## Aim of the task
Skip the images and return the records below exactly.

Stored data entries
━━━━━━

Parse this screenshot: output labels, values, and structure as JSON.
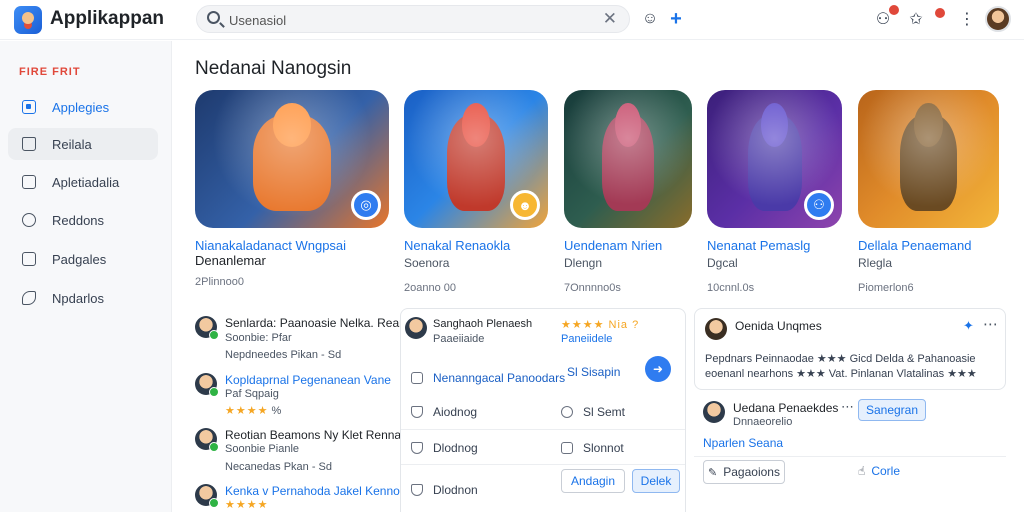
{
  "app": {
    "title": "Applikappan"
  },
  "search": {
    "value": "Usenasiol",
    "clear": "✕"
  },
  "topbar": {
    "smile_icon": "☺",
    "plus_icon": "+",
    "bell_icon": "⚇",
    "pin_icon": "✩",
    "more_icon": "⋮"
  },
  "sidebar": {
    "section": "FIRE FRIT",
    "items": [
      {
        "label": "Applegies",
        "icon": "square-icon"
      },
      {
        "label": "Reilala",
        "icon": "home-icon"
      },
      {
        "label": "Apletiadalia",
        "icon": "doc-icon"
      },
      {
        "label": "Reddons",
        "icon": "gear-icon"
      },
      {
        "label": "Padgales",
        "icon": "chart-icon"
      },
      {
        "label": "Npdarlos",
        "icon": "leaf-icon"
      }
    ]
  },
  "main": {
    "title": "Nedanai Nanogsin",
    "games": [
      {
        "name": "Nianakaladanact Wngpsai",
        "name2": "Denanlemar",
        "sub": "",
        "meta": "2Plinnoo0",
        "colors": [
          "#1e3a6e",
          "#e8762b"
        ],
        "fab": "◎"
      },
      {
        "name": "Nenakal Renaokla",
        "name2": "",
        "sub": "Soenora",
        "meta": "2oanno 00",
        "colors": [
          "#1a5fc4",
          "#c0392b"
        ],
        "fab": "☻"
      },
      {
        "name": "Uendenam Nrien",
        "name2": "",
        "sub": "Dlengn",
        "meta": "7Onnnno0s",
        "colors": [
          "#173b3a",
          "#8a6d2b"
        ],
        "fab": ""
      },
      {
        "name": "Nenanat Pemaslg",
        "name2": "",
        "sub": "Dgcal",
        "meta": "10cnnl.0s",
        "colors": [
          "#3b1f7a",
          "#8e44ad"
        ],
        "fab": "⚇"
      },
      {
        "name": "Dellala Penaemand",
        "name2": "",
        "sub": "Rlegla",
        "meta": "Piomerlon6",
        "colors": [
          "#b8641a",
          "#f3b63a"
        ],
        "fab": ""
      }
    ]
  },
  "feed": {
    "posts": [
      {
        "title": "Senlarda: Paanoasie Nelka. Rean",
        "line1": "Soonbie: Pfar",
        "line2": "Nepdneedes Pikan - Sd"
      },
      {
        "title": "Kopldaprnal Pegenanean Vane",
        "line1": "Paf Sqpaig",
        "stars": "★★★★",
        "line2": "% "
      },
      {
        "title": "Reotian Beamons  Ny Klet Renna",
        "line1": "Soonbie Pianle",
        "line2": "Necanedas Pkan - Sd"
      },
      {
        "title": "Kenka v Pernahoda  Jakel Kenno",
        "line1": "",
        "stars": "★★★★",
        "line2": ""
      }
    ],
    "middle": {
      "header_title": "Sanghaoh Plenaesh",
      "header_sub": "Paaeiiaide",
      "header_right": "★★★★  Nia ?",
      "header_link": "Paneiidele",
      "rows": [
        {
          "left": "Nenanngacal Panoodars",
          "right": "Sl Sisapin"
        },
        {
          "left": "Aiodnog",
          "right": "Sl Semt"
        },
        {
          "left": "Dlodnog",
          "right": "Slonnot"
        },
        {
          "left": "Dlodnon",
          "right": ""
        }
      ],
      "btn_outline": "Andagin",
      "btn_fill": "Delek"
    },
    "right": {
      "name": "Oenida Unqmes",
      "body1": "Pepdnars Peinnaodae ★★★ Gicd Delda & Pahanoasie",
      "body2": "eoenanl nearhons ★★★ Vat. Pinlanan Vlatalinas ★★★",
      "name2": "Uedana Penaekdes",
      "sub2": "Dnnaeorelio",
      "btn2": "Sanegran",
      "link": "Nparlen Seana",
      "act1": "Pagaoions",
      "act2": "Corle"
    }
  }
}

━━━━━━

## Task result
Parse this screenshot: output labels, values, and structure as JSON.
{
  "app": {
    "title": "Applikappan"
  },
  "search": {
    "value": "Usenasiol",
    "clear": "✕"
  },
  "topbar": {
    "smile_icon": "☺",
    "plus_icon": "+",
    "bell_icon": "⚇",
    "pin_icon": "✩",
    "more_icon": "⋮"
  },
  "sidebar": {
    "section": "FIRE FRIT",
    "items": [
      {
        "label": "Applegies",
        "icon": "square-icon"
      },
      {
        "label": "Reilala",
        "icon": "home-icon"
      },
      {
        "label": "Apletiadalia",
        "icon": "doc-icon"
      },
      {
        "label": "Reddons",
        "icon": "gear-icon"
      },
      {
        "label": "Padgales",
        "icon": "chart-icon"
      },
      {
        "label": "Npdarlos",
        "icon": "leaf-icon"
      }
    ]
  },
  "main": {
    "title": "Nedanai Nanogsin",
    "games": [
      {
        "name": "Nianakaladanact Wngpsai",
        "name2": "Denanlemar",
        "sub": "",
        "meta": "2Plinnoo0",
        "colors": [
          "#1e3a6e",
          "#e8762b"
        ],
        "fab": "◎"
      },
      {
        "name": "Nenakal Renaokla",
        "name2": "",
        "sub": "Soenora",
        "meta": "2oanno 00",
        "colors": [
          "#1a5fc4",
          "#c0392b"
        ],
        "fab": "☻"
      },
      {
        "name": "Uendenam Nrien",
        "name2": "",
        "sub": "Dlengn",
        "meta": "7Onnnno0s",
        "colors": [
          "#173b3a",
          "#8a6d2b"
        ],
        "fab": ""
      },
      {
        "name": "Nenanat Pemaslg",
        "name2": "",
        "sub": "Dgcal",
        "meta": "10cnnl.0s",
        "colors": [
          "#3b1f7a",
          "#8e44ad"
        ],
        "fab": "⚇"
      },
      {
        "name": "Dellala Penaemand",
        "name2": "",
        "sub": "Rlegla",
        "meta": "Piomerlon6",
        "colors": [
          "#b8641a",
          "#f3b63a"
        ],
        "fab": ""
      }
    ]
  },
  "feed": {
    "posts": [
      {
        "title": "Senlarda: Paanoasie Nelka. Rean",
        "line1": "Soonbie: Pfar",
        "line2": "Nepdneedes Pikan - Sd"
      },
      {
        "title": "Kopldaprnal Pegenanean Vane",
        "line1": "Paf Sqpaig",
        "stars": "★★★★",
        "line2": "% "
      },
      {
        "title": "Reotian Beamons  Ny Klet Renna",
        "line1": "Soonbie Pianle",
        "line2": "Necanedas Pkan - Sd"
      },
      {
        "title": "Kenka v Pernahoda  Jakel Kenno",
        "line1": "",
        "stars": "★★★★",
        "line2": ""
      }
    ],
    "middle": {
      "header_title": "Sanghaoh Plenaesh",
      "header_sub": "Paaeiiaide",
      "header_right": "★★★★  Nia ?",
      "header_link": "Paneiidele",
      "rows": [
        {
          "left": "Nenanngacal Panoodars",
          "right": "Sl Sisapin"
        },
        {
          "left": "Aiodnog",
          "right": "Sl Semt"
        },
        {
          "left": "Dlodnog",
          "right": "Slonnot"
        },
        {
          "left": "Dlodnon",
          "right": ""
        }
      ],
      "btn_outline": "Andagin",
      "btn_fill": "Delek"
    },
    "right": {
      "name": "Oenida Unqmes",
      "body1": "Pepdnars Peinnaodae ★★★ Gicd Delda & Pahanoasie",
      "body2": "eoenanl nearhons ★★★ Vat. Pinlanan Vlatalinas ★★★",
      "name2": "Uedana Penaekdes",
      "sub2": "Dnnaeorelio",
      "btn2": "Sanegran",
      "link": "Nparlen Seana",
      "act1": "Pagaoions",
      "act2": "Corle"
    }
  }
}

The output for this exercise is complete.